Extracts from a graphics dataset
==*==

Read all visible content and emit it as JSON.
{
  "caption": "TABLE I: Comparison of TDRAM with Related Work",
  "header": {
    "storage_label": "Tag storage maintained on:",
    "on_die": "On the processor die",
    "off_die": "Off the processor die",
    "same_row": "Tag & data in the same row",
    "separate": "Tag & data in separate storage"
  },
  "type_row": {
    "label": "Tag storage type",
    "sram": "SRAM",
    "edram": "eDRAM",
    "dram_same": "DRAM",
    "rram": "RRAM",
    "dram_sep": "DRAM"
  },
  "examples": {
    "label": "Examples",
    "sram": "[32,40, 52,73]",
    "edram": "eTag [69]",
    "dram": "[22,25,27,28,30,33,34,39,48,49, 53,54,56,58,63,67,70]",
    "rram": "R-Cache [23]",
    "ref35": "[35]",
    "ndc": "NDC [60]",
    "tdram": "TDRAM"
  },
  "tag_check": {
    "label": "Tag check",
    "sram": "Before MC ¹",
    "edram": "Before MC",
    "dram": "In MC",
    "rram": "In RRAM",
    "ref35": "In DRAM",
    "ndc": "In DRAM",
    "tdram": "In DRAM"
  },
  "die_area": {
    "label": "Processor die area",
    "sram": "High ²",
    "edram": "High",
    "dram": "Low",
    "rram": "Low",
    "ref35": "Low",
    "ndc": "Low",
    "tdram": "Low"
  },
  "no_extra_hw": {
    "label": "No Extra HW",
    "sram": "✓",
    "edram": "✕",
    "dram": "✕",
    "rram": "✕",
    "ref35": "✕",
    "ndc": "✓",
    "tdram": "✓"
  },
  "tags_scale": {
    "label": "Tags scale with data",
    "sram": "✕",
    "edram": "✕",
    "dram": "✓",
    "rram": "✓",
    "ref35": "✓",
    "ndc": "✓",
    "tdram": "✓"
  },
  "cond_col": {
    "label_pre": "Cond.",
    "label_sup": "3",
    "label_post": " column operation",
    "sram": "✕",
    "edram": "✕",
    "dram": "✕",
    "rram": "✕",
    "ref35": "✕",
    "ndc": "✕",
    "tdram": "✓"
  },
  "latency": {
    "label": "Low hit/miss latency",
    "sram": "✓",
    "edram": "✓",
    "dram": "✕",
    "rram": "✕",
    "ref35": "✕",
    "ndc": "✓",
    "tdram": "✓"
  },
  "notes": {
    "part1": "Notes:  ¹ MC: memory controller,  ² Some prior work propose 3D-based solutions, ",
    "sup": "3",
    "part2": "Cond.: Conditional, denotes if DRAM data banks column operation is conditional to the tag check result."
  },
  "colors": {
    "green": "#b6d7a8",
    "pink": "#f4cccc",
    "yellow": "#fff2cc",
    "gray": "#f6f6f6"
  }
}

==*==

◆ **DESCRIPTION OF THE TASK**: Scan the material above. Extract every line in which the word "operation" occurs.

◆ **COMPLETE RESPONSE**:
    "label_post": " column operation",
    "part2": "Cond.: Conditional, denotes if DRAM data banks column operation is conditional to the tag check result."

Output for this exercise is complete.